— Start of The records —

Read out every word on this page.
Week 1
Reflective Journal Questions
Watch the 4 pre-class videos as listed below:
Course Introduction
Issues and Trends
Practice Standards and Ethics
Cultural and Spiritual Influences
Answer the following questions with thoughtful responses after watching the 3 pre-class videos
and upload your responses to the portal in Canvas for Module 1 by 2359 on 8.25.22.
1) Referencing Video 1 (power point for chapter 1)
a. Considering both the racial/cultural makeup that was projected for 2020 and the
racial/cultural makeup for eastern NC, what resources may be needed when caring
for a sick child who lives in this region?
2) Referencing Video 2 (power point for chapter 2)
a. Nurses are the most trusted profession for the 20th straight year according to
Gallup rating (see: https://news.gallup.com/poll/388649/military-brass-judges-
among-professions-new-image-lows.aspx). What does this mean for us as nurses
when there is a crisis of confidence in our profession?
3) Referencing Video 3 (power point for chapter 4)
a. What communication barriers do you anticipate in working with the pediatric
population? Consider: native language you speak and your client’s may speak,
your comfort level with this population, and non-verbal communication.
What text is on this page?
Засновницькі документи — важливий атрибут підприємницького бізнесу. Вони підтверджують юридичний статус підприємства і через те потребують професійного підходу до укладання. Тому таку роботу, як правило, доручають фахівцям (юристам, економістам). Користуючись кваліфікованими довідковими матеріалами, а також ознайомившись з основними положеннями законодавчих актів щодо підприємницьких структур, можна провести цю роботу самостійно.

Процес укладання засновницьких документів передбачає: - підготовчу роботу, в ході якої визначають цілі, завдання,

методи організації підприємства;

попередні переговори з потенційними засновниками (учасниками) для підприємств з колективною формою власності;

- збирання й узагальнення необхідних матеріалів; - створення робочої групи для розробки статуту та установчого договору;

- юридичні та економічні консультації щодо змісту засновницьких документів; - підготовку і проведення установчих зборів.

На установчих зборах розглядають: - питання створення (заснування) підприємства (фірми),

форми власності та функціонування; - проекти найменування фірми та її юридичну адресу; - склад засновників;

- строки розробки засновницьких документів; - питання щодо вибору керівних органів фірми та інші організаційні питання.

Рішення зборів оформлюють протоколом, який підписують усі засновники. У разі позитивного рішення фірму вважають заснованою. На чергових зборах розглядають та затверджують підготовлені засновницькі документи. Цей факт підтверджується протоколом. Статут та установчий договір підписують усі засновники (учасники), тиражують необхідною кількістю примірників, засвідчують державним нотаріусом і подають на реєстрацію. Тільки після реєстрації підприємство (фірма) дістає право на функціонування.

— End of The records —

[What you need to do]
Write out every entry again exactly, please, with nothing missing.

[Correct answer]
Read out every word on this page.
Week 1
Reflective Journal Questions
Watch the 4 pre-class videos as listed below:
Course Introduction
Issues and Trends
Practice Standards and Ethics
Cultural and Spiritual Influences
Answer the following questions with thoughtful responses after watching the 3 pre-class videos
and upload your responses to the portal in Canvas for Module 1 by 2359 on 8.25.22.
1) Referencing Video 1 (power point for chapter 1)
a. Considering both the racial/cultural makeup that was projected for 2020 and the
racial/cultural makeup for eastern NC, what resources may be needed when caring
for a sick child who lives in this region?
2) Referencing Video 2 (power point for chapter 2)
a. Nurses are the most trusted profession for the 20th straight year according to
Gallup rating (see: https://news.gallup.com/poll/388649/military-brass-judges-
among-professions-new-image-lows.aspx). What does this mean for us as nurses
when there is a crisis of confidence in our profession?
3) Referencing Video 3 (power point for chapter 4)
a. What communication barriers do you anticipate in working with the pediatric
population? Consider: native language you speak and your client’s may speak,
your comfort level with this population, and non-verbal communication.
What text is on this page?
Засновницькі документи — важливий атрибут підприємницького бізнесу. Вони підтверджують юридичний статус підприємства і через те потребують професійного підходу до укладання. Тому таку роботу, як правило, доручають фахівцям (юристам, економістам). Користуючись кваліфікованими довідковими матеріалами, а також ознайомившись з основними положеннями законодавчих актів щодо підприємницьких структур, можна провести цю роботу самостійно.

Процес укладання засновницьких документів передбачає: - підготовчу роботу, в ході якої визначають цілі, завдання,

методи організації підприємства;

попередні переговори з потенційними засновниками (учасниками) для підприємств з колективною формою власності;

- збирання й узагальнення необхідних матеріалів; - створення робочої групи для розробки статуту та установчого договору;

- юридичні та економічні консультації щодо змісту засновницьких документів; - підготовку і проведення установчих зборів.

На установчих зборах розглядають: - питання створення (заснування) підприємства (фірми),

форми власності та функціонування; - проекти найменування фірми та її юридичну адресу; - склад засновників;

- строки розробки засновницьких документів; - питання щодо вибору керівних органів фірми та інші організаційні питання.

Рішення зборів оформлюють протоколом, який підписують усі засновники. У разі позитивного рішення фірму вважають заснованою. На чергових зборах розглядають та затверджують підготовлені засновницькі документи. Цей факт підтверджується протоколом. Статут та установчий договір підписують усі засновники (учасники), тиражують необхідною кількістю примірників, засвідчують державним нотаріусом і подають на реєстрацію. Тільки після реєстрації підприємство (фірма) дістає право на функціонування.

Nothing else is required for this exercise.